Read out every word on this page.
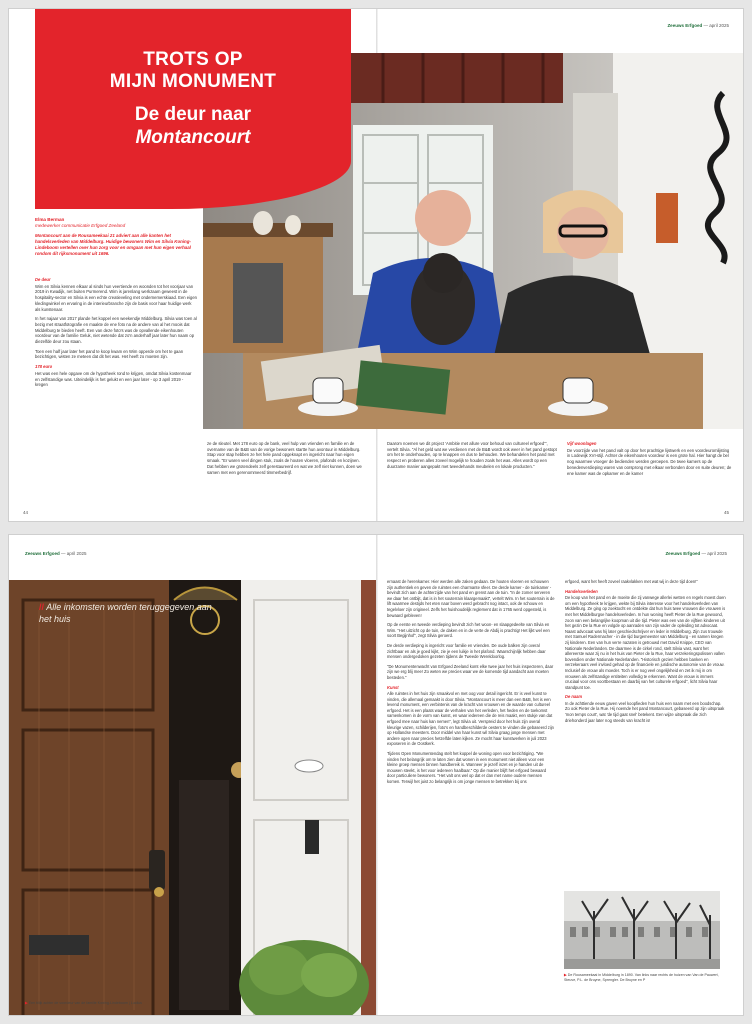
Zeeuws Erfgoed — april 2025
TROTS OP
MIJN MONUMENT
De deur naar
Montancourt
Elma Berman
medewerker communicatie Erfgoed Zeeland
Montancourt aan de Rousameekaai 21 adviert aan alle kanten het handelsverleden van Middelburg. Huidige bewoners Wim en Silvia Koning-Lindeboom vertellen over hun zorg voor en omgaan met hun eigen verhaal rondom dit rijksmonument uit 1696.

De deur
Wim en Silvia kennen elkaar al sinds hun veertiende en woonden tot het voorjaar van 2019 in Kwadijk, net buiten Purmerend. Wim is jarenlang werkzaam geweest in de hospitality-sector en Silvia is een echte creatieveling met ondernemerskiaad. Een eigen kledingwinkel en ervaring in de interieurbranche zijn de basis voor haar huidige werk als kunstenaar.

In het najaar van 2017 plande het koppel een weekendje Middelburg. Silvia was toen al bezig met straatfotografie en maakte de ene foto na de andere van al het moois dat Middelburg te bieden heeft. Een van deze foto's was de opvallende eikenhouten voordeur van de familie Geluk, niet wetende dat zo'n anderhalf jaar later hun naam op diezelfde deur zou staan.

Toen een half jaar later het pand te koop kwam en Wim opperde om het te gaan bezichtigen, wisten ze meteen dat dit het was. Het heeft zo moeten zijn.

178 euro
Het was een hele opgave om de hypotheek rond te krijgen, omdat Silvia kostenmaar en zelfstandige was. Uiteindelijk is het gelukt en een jaar later - op 3 april 2019 - kregen

ze de sleutel. Met 178 euro op de bank, veel hulp van vrienden en familie en de overname van de B&B van de vorige bewoners startte hun avontuur in Middelburg. Stap voor stap hebben ze het hele pand opgeknapt en ingericht naar hun eigen smaak. "Er waren veel dingen stuk, zoals de houten vloeren, plafonds en kozijnen. Dat hebben we grotendeels zelf gerestaureerd en wat we zelf niet kunnen, doen we samen met een gerenommeerd timmerbedrijf.

Daarom noemen we dit project 'Ambitie met allure voor behoud van cultureel erfgoed'", vertelt Silvia. "Al het geld wat we verdienen met de B&B wordt ook weer in het pand gestopt om het te onderhouden, op te knappen en dus te behouden. We behandelen het pand met respect en proberen alles zoveel mogelijk te houden zoals het was. Alles wordt op een duurzame manier aangepakt met tweedehands meubelen en lokale producten."

Vijf woonlagen
De voorzijde van het pand valt op door het prachtige lijstwerk en een voordeuromlijsting in Lodewijk XVI-stijl. Achter de eikenhouten voordeur is een grote hal. Hier hangt de bel nog waarmee vroeger de bedienden werden geroepen. De twee kamers op de benedenverdieping waren van oorsprong met elkaar verbonden door en suite deuren; de ene kamer was de opkamer en de kamer

44	45
Zeeuws Erfgoed — april 2025	Zeeuws Erfgoed — april 2025
// Alle inkomsten worden teruggegeven aan het huis
▶ Een blijk achter de voordeur van de familie Koning-Lindeboom | Lucilus

ernaast de herenkamer. Hier werden alle zaken gedaan. De houten vloeren en schouwen zijn authentiek en geven de ruimtes een charmante sfeer. De derde kamer - de tuinkamer - bevindt zich aan de achterzijde van het pand en grenst aan de tuin. "In de zomer serveren we daar het ontbijt, dat is in het souterrain klaargemaakt", vertelt Wim. In het souterrain is de lift waarmee destijds het eten naar boven werd gebracht nog intact, ook de schouw en tegelvloer zijn origineel. Zelfs het huishoudelijk reglement dat in 1765 werd opgesteld, is bewaard gebleven!

Op de eerste en tweede verdieping bevindt zich het woon- en slaapgedeelte van Silvia en Wim. "Het uitzicht op de tuin, de daken en in de verte de Abdij is prachtig! Het lijkt wel een soort Begijnhof", zegt Silvia geroerd.

De derde verdieping is ingericht voor familie en vrienden. De oude balken zijn overal zichtbaar en als je goed kijkt, zie je een luikje in het plafond. Waarschijnlijk hebben daar mensen ondergedoken gezeten tijdens de Tweede Wereldoorlog.

"De Monumentenwacht van Erfgoed Zeeland komt elke twee jaar het huis inspecteren, daar zijn we erg blij mee! Zo weten we precies waar we de komende tijd aandacht aan moeten besteden."

Kunst
Alle ruimtes in het huis zijn smaakvol en met oog voor detail ingericht. Er is veel kunst te vinden, die allemaal gemaakt is door Silvia. "Montancourt is meer dan een B&B, het is een levend monument, een verbintenis van de kracht van vrouwen en de waarde van cultureel erfgoed. Het is een plaats waar de verhalen van het verleden, het heden en de toekomst samenkomen in de vorm van kunst, en waar iedereen die de reis maakt, een stukje van dat erfgoed mee naar huis kan nemen", legt Silvia uit. Verspreid door het huis zijn overal kleurige vazen, schilderijen, foto's en handbeschilderde oesters te vinden die gebaseerd zijn op Hollandse meesters. Door middel van haar kunst wil Silvia graag jonge mensen met andere ogen naar precies hetzelfde laten kijken. Ze mocht haar kunstwerken in juli 2023 exposeren in de Oostkerk.

Tijdens Open Monumentendag stelt het koppel de woning open voor bezichtiging. "We vinden het belangrijk om te laten zien dat wonen in een monument niet alleen voor een kleine groep mensen binnen handbereik is. Wanneer je jezelf inzet en je handen uit de mouwen steekt, is het voor iedereen haalbaar." Op die manier blijft het erfgoed bewaard door particuliere bewoners. "Het valt ons wel op dat er dan met name oudere mensen komen. Terwijl het juist zo belangrijk is om jonge mensen te betrekken bij ons

erfgoed, want het heeft zoveel raakvlakken met wat wij in deze tijd doen!"

Handelsverleden
De koop van het pand en de moeite die zij vanwege allerlei wetten en regels moest doen om een hypotheek te krijgen, wekte bij Silvia interesse voor het handelsverleden van Middelburg. Ze ging op zoektocht en ontdekte dat hun huis twee vrouwen die vrouwen is met het Middelburgse handelsverleden. In hun woning heeft Pieter de la Rue gewoond, zoon van een belangrijke koopman uit die tijd. Pieter was een van de vijftien kinderen uit het gezin De la Rue en volgde op aanraden van zijn vader de opleiding tot advocaat. Naast advocaat was hij later geschiedschrijver en leder in Middelburg. Zijn zus trouwde met Samuel Radermacher - in die tijd burgemeester van Middelburg - en samen kregen zij kinderen. Een van hun verre nazaten is getrouwd met David Knippe, CEO van Nationale Nederlanden. De daarmee is de cirkel rond, stelt Silvia vast, want het allereerste waar zij nu in het huis van Pieter de la Rue, haar verzekeringspolissen vallen bovendien onder Nationale Nederlanden. "Historisch gezien hebben banken en verzekeraars veel invloed gehad op de financiele en juridische autonomie van de vrouw. Inclusief de vrouw als moeder. Toch is er nog veel ongelijkheid en zet ik mij in om vrouwen als zelfstandige entiteiten volledig te erkennen. Want de vrouw is immers cruciaal voor ons voortbestaan en daarbij van het culturele erfgoed", licht Silvia haar standpunt toe.

De naam
In de achttiende eeuw gaven veel koopfieden hun huis een naam met een boodschap. Zo ook Pieter de la Rue. Hij noemde het pand Montancourt, gebaseerd op zijn uitspraak 'mon temps court', wat 'de tijd gaat snel' betekent. Een wijze uitspraak die zich driehonderd jaar later nog steeds van kracht is!

▶ De Rousameekaai in Middelburg in 1890. Van links naar rechts de huizen van Van de Pauwert, Steuve, P.L. de Bruyne, Sprengler. De Bruyne en P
◇ ◇ ◇
(Instructions for the task): Search the records for the string "elkaar" and return every line in which it occurs.

(Solution to the exercise):
Wim en Silvia kennen elkaar al sinds hun veertiende en woonden tot het voorjaar van 2019 in Kwadijk, net buiten Purmerend. Wim is jarenlang werkzaam geweest in de hospitality-sector en Silvia is een echte creatieveling met ondernemerskiaad. Een eigen kledingwinkel en ervaring in de interieurbranche zijn de basis voor haar huidige werk als kunstenaar.
De voorzijde van het pand valt op door het prachtige lijstwerk en een voordeuromlijsting in Lodewijk XVI-stijl. Achter de eikenhouten voordeur is een grote hal. Hier hangt de bel nog waarmee vroeger de bedienden werden geroepen. De twee kamers op de benedenverdieping waren van oorsprong met elkaar verbonden door en suite deuren; de ene kamer was de opkamer en de kamer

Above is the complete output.